_STORED DATA_
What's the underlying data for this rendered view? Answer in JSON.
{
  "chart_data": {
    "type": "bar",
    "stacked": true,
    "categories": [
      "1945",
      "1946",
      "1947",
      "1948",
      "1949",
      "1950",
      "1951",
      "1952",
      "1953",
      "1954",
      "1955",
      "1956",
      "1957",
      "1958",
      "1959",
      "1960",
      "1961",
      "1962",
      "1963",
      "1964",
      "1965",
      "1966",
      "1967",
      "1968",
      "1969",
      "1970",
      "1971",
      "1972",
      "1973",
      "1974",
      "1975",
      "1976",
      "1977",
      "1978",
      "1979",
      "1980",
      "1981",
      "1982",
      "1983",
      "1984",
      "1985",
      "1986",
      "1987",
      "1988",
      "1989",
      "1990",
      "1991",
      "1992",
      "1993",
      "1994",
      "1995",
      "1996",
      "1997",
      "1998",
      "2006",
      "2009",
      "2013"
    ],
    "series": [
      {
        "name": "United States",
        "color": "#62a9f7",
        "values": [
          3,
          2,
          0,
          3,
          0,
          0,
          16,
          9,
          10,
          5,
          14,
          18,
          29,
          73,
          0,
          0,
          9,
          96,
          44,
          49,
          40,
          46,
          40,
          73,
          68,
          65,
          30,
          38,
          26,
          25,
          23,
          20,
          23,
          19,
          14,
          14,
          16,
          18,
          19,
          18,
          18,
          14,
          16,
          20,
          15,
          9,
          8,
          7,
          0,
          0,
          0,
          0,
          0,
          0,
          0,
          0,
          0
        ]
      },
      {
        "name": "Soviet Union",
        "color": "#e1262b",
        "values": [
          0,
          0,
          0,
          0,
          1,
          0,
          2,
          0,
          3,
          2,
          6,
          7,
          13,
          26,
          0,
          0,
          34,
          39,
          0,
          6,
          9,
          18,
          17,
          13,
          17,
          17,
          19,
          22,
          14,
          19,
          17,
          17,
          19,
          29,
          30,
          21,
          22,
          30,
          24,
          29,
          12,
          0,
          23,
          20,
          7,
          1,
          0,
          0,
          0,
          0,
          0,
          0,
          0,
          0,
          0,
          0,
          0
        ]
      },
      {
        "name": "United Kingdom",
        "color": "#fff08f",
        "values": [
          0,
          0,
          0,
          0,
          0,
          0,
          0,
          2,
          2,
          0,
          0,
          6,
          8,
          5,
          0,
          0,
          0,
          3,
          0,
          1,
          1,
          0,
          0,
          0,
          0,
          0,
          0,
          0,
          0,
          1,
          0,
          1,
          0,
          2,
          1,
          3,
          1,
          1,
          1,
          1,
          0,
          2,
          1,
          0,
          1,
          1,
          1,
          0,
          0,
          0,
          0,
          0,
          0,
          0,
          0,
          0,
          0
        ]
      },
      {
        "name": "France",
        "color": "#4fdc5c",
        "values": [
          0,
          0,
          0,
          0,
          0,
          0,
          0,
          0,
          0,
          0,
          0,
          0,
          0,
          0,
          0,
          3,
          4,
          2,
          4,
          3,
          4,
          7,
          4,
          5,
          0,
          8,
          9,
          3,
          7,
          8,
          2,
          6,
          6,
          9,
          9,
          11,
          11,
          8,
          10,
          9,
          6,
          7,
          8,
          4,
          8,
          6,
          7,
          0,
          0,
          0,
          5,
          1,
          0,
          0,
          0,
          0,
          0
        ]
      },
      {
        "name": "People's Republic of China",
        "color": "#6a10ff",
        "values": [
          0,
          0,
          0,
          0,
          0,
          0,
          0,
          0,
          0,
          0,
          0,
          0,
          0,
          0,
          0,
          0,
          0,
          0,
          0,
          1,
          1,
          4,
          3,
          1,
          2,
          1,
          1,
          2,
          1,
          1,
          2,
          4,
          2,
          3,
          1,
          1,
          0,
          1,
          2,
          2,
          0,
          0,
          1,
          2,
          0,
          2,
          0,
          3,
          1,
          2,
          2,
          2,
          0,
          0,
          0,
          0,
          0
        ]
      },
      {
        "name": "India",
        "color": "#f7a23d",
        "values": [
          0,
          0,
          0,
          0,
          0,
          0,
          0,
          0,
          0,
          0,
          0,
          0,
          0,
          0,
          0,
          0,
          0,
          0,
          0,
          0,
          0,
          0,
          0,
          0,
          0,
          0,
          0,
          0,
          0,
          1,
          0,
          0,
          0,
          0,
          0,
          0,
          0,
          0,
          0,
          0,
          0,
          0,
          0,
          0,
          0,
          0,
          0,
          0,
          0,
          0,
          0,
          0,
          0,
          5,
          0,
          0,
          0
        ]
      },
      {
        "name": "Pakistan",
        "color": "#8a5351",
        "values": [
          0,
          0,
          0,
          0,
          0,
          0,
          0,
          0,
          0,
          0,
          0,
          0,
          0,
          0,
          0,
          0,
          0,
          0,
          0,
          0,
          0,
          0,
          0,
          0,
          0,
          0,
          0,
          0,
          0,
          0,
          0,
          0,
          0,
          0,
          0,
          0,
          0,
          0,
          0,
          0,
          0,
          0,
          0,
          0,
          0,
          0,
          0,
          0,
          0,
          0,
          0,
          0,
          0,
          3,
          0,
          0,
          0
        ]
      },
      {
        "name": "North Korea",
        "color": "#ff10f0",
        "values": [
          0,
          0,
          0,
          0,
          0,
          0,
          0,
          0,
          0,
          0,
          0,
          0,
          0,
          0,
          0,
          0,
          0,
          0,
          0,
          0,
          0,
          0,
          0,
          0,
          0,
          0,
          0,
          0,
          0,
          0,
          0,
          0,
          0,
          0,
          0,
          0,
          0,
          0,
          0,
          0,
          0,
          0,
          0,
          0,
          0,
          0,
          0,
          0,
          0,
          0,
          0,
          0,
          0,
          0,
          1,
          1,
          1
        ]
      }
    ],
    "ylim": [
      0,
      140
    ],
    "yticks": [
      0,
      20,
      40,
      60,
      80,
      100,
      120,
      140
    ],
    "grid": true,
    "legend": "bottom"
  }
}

_EXERCISE OBJECTIVE_
Only lines with "color" are wanted here; list each of them.

_SOLUTION_
        "color": "#62a9f7",
        "color": "#e1262b",
        "color": "#fff08f",
        "color": "#4fdc5c",
        "color": "#6a10ff",
        "color": "#f7a23d",
        "color": "#8a5351",
        "color": "#ff10f0",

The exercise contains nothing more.